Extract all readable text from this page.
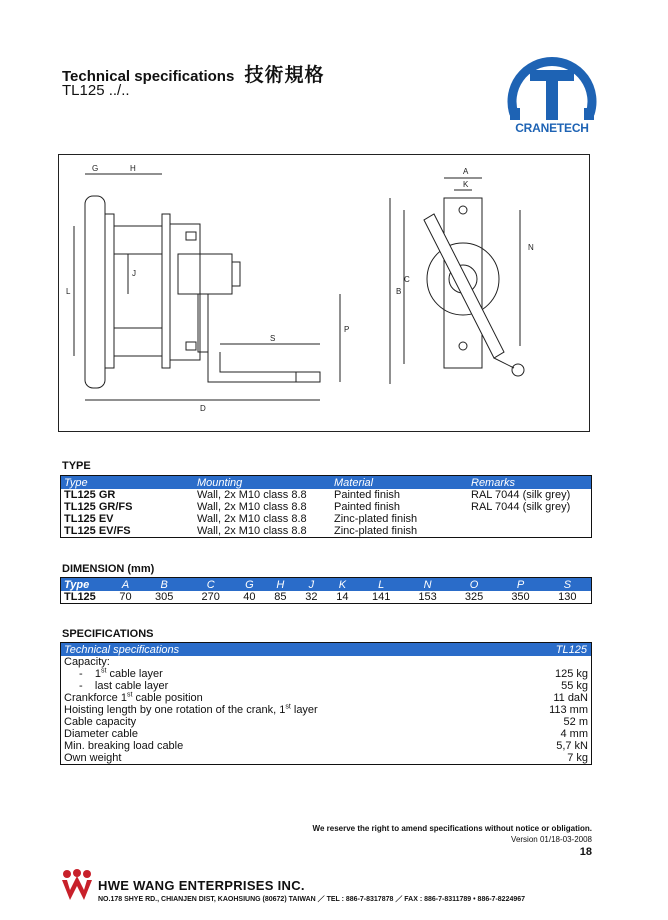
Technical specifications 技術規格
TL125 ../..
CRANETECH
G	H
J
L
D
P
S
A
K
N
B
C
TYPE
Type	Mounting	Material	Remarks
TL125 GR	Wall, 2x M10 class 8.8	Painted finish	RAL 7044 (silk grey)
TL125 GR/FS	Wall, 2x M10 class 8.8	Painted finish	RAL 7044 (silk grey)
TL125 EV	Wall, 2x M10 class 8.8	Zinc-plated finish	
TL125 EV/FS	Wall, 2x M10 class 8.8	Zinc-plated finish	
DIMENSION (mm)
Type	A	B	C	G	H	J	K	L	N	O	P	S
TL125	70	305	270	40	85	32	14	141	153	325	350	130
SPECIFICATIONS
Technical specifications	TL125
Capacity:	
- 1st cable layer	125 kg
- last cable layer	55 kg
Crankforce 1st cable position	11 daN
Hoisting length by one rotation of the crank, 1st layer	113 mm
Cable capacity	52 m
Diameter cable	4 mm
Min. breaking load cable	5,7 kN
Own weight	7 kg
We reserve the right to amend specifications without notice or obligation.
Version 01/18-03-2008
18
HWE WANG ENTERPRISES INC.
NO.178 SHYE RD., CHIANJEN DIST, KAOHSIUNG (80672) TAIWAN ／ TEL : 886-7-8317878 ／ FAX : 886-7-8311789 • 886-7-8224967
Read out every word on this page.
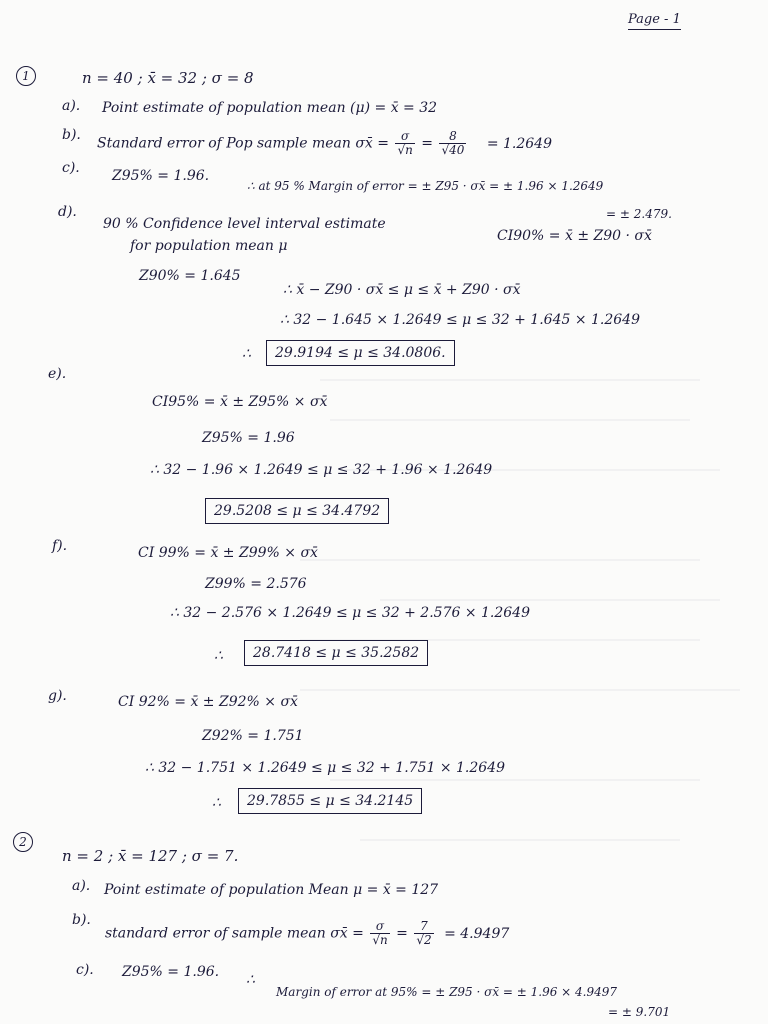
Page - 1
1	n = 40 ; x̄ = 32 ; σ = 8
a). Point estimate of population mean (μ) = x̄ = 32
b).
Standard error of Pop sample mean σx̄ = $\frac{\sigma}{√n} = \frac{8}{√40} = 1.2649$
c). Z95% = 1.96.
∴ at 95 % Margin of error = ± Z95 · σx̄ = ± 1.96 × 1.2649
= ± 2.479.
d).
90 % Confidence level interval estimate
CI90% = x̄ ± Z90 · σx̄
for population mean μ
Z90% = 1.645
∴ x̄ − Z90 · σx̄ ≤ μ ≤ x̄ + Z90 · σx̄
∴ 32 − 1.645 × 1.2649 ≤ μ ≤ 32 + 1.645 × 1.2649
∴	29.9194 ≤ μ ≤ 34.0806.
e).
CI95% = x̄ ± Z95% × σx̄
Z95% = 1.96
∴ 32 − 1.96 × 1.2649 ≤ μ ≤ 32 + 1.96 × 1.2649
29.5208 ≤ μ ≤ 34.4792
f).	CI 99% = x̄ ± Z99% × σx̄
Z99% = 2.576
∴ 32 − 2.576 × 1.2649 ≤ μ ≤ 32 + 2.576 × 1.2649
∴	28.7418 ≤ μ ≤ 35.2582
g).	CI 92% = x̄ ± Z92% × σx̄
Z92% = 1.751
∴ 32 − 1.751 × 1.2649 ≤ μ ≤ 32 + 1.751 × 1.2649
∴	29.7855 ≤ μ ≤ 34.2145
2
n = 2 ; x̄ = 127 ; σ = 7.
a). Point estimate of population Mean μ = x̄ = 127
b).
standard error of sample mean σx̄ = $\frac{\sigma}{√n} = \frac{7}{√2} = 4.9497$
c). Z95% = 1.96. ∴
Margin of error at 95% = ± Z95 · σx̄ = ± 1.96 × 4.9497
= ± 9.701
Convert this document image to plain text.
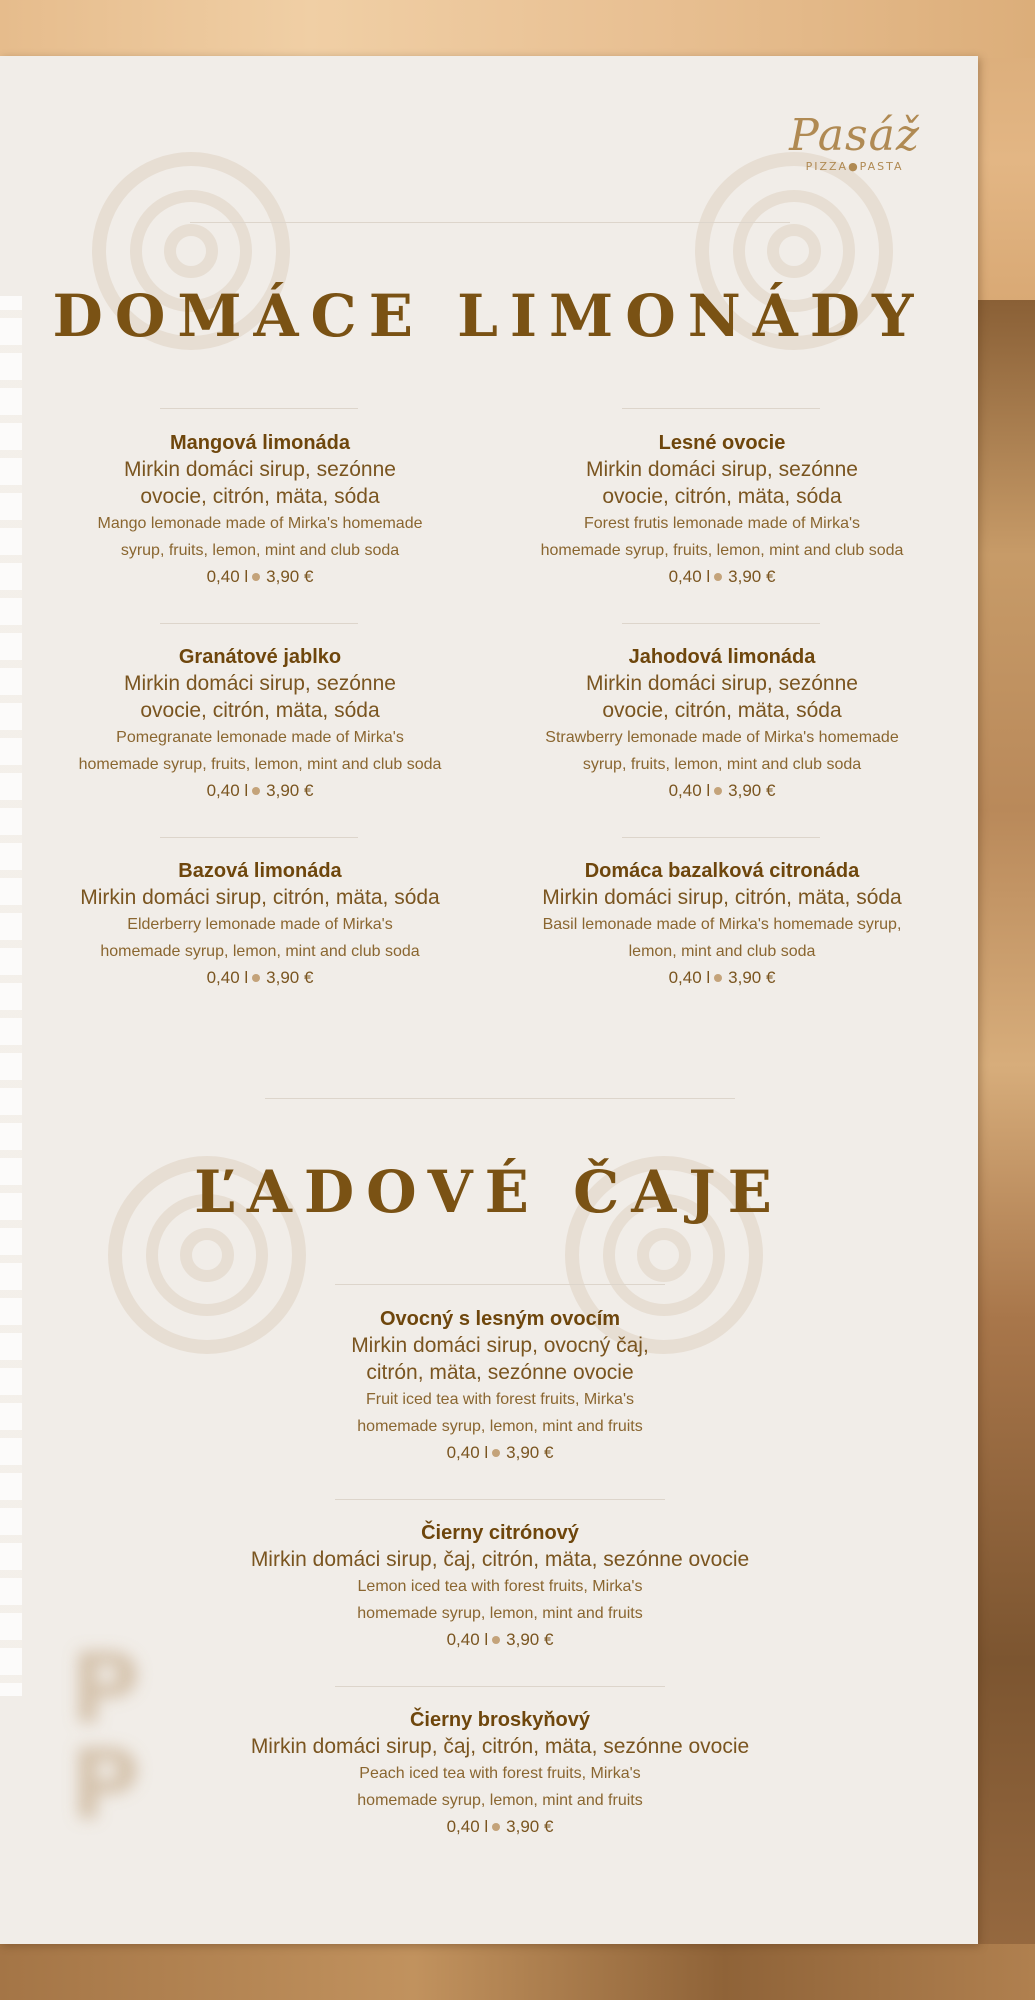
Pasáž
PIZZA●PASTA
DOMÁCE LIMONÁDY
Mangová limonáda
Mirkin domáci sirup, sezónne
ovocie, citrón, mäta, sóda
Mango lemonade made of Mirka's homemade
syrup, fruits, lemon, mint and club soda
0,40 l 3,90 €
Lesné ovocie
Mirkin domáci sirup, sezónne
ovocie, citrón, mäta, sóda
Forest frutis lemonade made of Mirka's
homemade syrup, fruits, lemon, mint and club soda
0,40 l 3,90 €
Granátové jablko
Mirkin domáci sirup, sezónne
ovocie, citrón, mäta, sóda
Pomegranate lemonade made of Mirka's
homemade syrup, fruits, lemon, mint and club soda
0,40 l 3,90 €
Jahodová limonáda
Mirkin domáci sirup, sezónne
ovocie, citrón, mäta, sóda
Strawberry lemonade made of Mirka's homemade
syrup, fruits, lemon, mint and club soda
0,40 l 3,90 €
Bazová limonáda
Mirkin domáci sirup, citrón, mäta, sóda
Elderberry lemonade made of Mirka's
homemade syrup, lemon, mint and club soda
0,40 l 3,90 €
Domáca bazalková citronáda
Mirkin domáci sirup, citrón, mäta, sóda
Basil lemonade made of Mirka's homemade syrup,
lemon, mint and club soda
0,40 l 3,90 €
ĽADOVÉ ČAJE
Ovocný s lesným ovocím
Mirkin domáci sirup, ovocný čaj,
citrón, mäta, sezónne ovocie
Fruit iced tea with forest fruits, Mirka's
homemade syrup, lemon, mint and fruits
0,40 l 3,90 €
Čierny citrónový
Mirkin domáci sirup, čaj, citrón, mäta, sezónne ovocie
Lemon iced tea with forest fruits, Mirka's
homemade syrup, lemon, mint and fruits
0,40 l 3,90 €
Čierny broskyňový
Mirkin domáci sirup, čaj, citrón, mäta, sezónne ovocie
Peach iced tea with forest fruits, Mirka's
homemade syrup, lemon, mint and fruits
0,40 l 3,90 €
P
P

**WHAT TO PRODUCE**
List every line above that contains the word "population".

**SOLUTION TO THE EXERCISE**
a). Point estimate of population mean (μ) = x̄ = 32
for population mean μ
a). Point estimate of population Mean μ = x̄ = 127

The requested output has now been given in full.